Wherever a line holds the string "check", copy that line.

[Data entries]
-------------------------

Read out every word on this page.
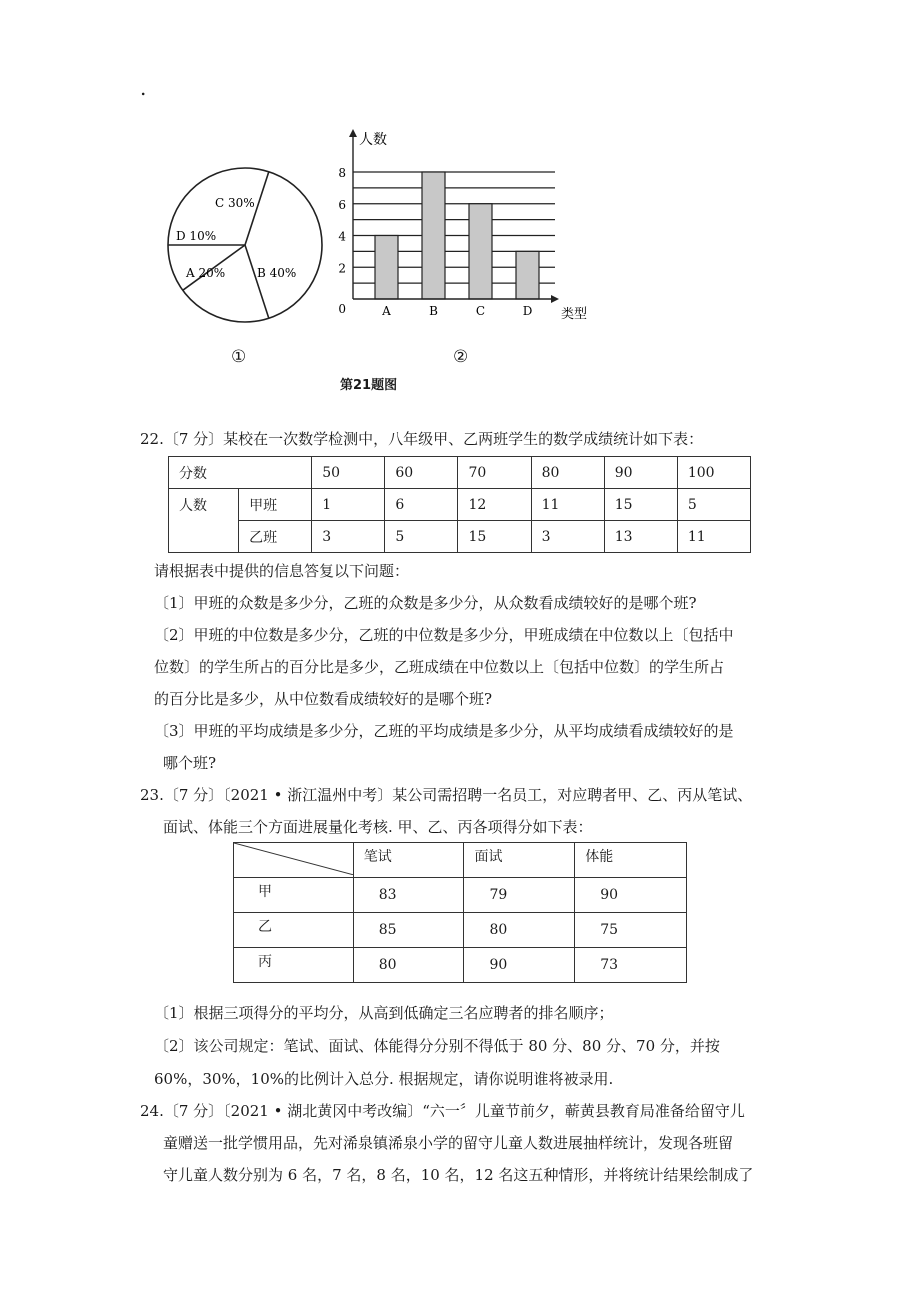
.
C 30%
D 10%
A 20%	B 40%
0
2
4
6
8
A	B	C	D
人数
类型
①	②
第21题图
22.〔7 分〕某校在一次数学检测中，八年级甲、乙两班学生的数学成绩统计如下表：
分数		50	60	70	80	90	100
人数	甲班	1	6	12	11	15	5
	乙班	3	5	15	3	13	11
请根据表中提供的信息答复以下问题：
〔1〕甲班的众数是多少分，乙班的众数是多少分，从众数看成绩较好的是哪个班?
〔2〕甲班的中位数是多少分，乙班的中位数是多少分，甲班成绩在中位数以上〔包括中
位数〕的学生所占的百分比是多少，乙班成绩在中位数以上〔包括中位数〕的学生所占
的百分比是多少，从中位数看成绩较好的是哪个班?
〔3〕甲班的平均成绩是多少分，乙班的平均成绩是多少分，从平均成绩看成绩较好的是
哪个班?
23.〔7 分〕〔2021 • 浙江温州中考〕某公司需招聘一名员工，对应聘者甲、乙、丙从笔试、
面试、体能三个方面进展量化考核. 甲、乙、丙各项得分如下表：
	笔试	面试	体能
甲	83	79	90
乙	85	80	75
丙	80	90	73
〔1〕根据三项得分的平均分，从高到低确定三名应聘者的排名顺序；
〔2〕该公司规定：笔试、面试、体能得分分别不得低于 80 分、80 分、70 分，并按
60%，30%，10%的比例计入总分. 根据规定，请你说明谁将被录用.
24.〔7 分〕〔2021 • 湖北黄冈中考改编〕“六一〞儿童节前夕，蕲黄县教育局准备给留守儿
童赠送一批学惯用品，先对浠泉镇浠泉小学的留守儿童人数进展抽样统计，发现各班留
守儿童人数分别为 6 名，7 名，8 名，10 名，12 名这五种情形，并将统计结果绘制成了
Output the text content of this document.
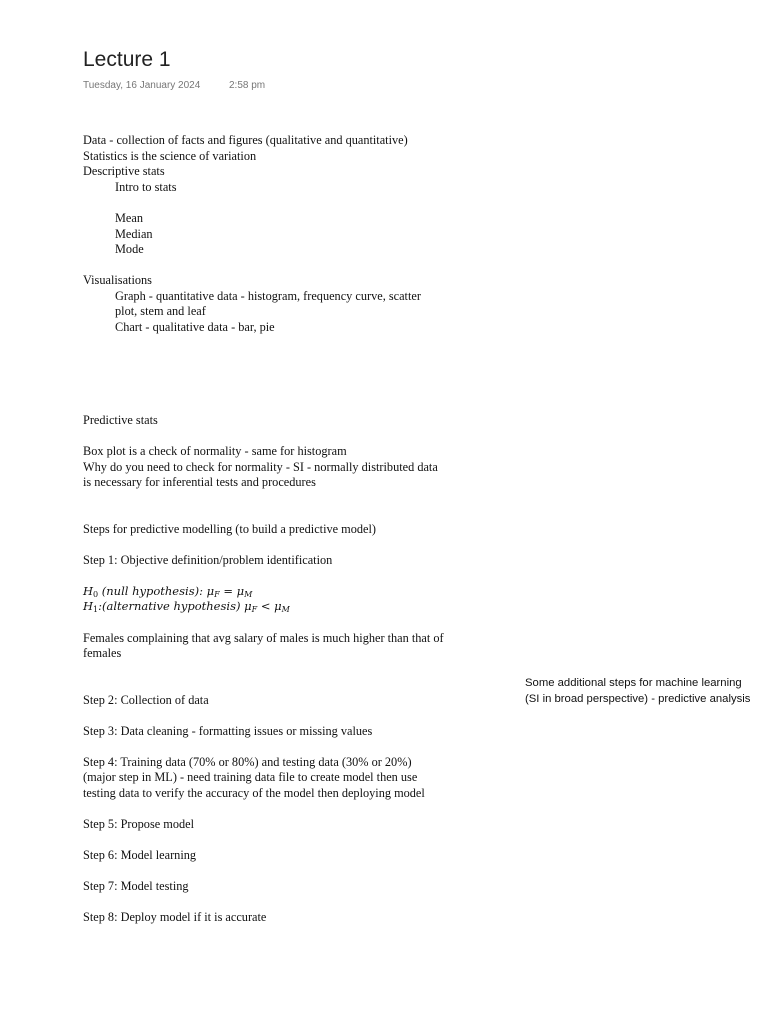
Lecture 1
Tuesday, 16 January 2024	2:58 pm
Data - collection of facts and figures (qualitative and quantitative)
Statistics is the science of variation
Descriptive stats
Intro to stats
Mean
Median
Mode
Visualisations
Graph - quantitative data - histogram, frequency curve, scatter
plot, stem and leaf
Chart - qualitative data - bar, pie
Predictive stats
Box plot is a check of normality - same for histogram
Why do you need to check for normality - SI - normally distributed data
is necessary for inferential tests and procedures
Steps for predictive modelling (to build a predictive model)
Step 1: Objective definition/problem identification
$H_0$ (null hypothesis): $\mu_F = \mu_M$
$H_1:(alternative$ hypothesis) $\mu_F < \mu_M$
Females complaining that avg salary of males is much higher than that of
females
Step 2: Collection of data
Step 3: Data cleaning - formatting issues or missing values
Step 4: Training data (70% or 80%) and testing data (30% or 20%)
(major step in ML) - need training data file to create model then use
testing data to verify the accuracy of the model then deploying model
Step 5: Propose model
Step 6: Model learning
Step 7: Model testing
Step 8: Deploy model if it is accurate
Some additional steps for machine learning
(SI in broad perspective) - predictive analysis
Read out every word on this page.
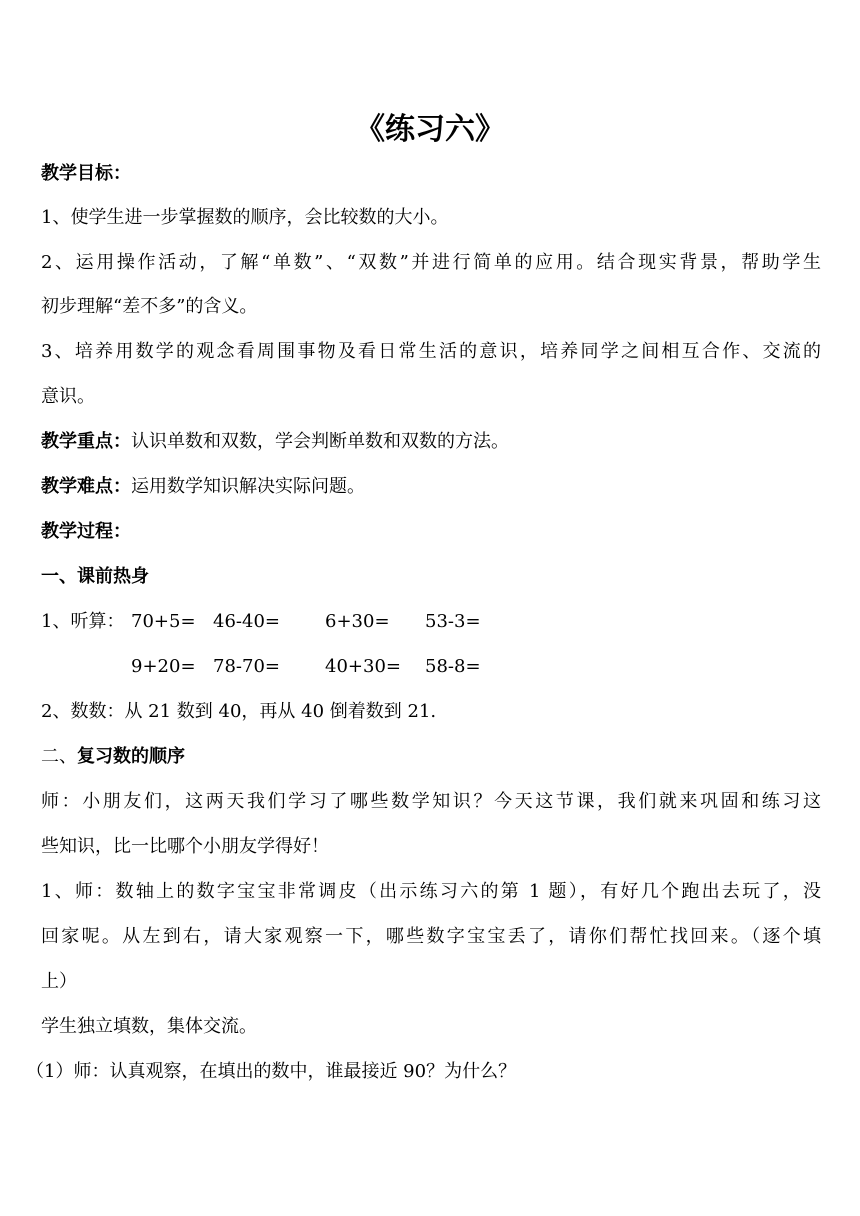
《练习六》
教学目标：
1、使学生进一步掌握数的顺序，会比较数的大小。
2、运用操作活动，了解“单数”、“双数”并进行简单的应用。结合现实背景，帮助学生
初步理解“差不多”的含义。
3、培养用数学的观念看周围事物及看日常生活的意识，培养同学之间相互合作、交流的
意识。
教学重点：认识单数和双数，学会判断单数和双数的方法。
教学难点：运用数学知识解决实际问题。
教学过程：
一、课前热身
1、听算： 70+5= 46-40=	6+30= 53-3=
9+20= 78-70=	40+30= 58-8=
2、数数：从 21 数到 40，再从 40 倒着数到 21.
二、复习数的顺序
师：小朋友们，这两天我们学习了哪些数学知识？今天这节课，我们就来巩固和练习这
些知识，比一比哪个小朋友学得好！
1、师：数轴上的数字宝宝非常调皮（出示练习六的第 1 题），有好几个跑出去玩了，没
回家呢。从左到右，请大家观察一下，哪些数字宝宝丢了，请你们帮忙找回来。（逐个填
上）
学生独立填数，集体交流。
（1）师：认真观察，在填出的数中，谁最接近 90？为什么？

-------------------------

Final result:
Box plot is a check of normality - same for histogram
Why do you need to check for normality - SI - normally distributed data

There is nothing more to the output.